→ **What is being asked**:
Each line that contains the string "Average" counts once; report how many such lines appear in the data, as a number only.

=-=-=

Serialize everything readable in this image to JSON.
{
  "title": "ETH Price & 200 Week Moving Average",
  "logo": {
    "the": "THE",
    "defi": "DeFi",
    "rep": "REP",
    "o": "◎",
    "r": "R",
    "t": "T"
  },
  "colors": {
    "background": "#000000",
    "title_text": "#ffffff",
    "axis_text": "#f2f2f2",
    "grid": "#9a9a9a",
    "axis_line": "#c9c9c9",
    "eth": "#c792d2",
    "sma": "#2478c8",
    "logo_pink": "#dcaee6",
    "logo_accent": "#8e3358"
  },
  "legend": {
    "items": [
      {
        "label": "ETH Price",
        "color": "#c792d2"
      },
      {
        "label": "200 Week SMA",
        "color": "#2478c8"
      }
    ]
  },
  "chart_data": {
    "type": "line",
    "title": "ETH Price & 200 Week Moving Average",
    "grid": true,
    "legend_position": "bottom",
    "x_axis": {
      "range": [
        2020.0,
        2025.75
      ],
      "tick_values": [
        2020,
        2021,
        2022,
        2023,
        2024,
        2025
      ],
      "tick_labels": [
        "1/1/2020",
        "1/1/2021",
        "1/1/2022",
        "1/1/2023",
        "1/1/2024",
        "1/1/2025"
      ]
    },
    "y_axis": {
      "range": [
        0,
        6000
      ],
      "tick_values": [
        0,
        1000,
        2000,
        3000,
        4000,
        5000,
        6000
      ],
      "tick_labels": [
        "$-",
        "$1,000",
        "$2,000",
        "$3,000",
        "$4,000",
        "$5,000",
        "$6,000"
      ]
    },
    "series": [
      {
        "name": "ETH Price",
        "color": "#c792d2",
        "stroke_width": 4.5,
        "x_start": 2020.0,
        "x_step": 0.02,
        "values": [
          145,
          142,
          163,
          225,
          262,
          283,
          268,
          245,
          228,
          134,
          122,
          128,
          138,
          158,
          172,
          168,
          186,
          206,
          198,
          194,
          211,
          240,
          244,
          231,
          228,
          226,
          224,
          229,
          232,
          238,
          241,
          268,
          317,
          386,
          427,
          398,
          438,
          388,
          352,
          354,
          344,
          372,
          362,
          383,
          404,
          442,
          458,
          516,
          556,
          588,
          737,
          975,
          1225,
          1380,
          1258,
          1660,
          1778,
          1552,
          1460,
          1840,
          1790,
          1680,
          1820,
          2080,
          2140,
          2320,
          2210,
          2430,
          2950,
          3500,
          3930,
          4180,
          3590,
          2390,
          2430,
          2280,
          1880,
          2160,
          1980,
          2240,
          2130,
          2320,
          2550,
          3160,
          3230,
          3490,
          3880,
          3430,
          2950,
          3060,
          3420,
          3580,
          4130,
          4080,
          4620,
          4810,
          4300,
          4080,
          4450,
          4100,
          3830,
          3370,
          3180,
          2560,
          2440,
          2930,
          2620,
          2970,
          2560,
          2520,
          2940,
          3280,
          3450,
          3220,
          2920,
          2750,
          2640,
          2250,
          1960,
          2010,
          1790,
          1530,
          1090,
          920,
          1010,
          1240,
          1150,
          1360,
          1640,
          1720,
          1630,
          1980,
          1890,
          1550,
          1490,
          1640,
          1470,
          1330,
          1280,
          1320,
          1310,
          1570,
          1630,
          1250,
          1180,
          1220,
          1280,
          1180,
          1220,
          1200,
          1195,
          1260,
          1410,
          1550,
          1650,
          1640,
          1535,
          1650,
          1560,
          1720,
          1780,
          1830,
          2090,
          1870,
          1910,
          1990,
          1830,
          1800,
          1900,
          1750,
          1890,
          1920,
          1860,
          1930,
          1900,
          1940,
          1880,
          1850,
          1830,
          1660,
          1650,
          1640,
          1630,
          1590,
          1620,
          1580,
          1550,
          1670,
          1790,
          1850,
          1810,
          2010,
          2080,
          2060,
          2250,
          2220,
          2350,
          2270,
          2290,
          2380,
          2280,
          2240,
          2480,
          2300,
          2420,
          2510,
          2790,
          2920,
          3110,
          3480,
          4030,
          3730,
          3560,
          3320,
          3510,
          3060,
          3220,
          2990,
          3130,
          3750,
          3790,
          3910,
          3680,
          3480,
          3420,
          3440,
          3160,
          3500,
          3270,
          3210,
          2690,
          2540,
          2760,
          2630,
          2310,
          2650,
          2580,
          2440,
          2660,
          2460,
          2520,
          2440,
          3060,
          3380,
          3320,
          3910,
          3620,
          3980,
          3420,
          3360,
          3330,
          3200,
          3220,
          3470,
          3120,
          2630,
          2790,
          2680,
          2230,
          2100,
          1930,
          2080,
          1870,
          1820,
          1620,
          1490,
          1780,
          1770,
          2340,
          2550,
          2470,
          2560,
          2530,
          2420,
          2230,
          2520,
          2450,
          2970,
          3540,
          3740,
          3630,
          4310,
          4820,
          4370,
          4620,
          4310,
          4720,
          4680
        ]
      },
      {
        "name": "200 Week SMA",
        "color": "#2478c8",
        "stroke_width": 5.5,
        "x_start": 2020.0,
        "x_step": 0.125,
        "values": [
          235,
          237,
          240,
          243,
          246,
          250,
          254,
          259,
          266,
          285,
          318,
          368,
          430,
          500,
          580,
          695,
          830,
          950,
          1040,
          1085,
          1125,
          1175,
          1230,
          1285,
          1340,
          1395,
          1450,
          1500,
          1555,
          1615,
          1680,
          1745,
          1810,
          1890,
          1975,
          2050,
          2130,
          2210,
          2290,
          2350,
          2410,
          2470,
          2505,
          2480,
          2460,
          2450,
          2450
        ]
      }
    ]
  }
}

=-=-=

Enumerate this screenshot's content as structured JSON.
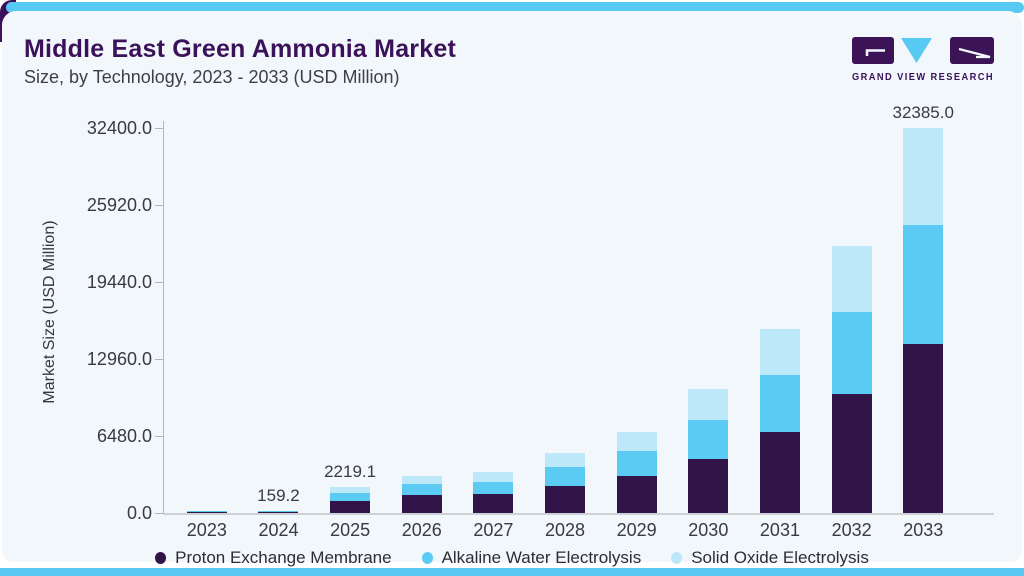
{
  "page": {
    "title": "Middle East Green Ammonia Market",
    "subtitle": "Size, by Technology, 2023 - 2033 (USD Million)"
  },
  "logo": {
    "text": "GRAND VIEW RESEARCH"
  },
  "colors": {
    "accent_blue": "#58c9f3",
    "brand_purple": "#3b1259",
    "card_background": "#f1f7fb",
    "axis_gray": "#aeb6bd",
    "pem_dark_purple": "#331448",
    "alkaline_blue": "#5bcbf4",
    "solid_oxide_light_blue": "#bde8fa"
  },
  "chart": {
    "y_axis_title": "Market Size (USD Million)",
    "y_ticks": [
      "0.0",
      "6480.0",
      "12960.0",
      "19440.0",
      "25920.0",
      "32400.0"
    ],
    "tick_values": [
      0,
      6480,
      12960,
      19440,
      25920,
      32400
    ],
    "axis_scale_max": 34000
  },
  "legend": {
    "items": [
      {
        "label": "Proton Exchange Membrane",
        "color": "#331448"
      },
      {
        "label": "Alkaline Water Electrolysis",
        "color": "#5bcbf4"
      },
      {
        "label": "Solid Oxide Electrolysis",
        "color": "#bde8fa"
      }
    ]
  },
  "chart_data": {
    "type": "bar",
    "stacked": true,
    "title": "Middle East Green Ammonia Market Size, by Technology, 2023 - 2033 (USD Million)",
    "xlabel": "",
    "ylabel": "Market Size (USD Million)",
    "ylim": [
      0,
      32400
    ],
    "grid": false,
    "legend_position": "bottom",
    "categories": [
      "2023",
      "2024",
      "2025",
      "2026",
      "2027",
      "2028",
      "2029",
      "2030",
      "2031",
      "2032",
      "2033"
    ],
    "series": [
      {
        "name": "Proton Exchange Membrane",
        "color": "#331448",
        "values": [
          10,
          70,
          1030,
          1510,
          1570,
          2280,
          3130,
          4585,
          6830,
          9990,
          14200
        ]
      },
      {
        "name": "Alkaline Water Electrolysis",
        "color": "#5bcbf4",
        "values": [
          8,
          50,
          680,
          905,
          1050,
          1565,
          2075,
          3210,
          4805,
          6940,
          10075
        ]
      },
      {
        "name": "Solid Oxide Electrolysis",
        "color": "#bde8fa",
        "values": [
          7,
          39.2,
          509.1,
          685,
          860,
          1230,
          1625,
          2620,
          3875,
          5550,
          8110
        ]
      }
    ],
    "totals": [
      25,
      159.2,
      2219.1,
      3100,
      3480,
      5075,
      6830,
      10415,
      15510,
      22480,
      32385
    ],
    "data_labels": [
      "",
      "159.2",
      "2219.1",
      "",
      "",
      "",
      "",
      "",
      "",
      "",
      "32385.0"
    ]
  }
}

=-=-=

→ **The response**:
2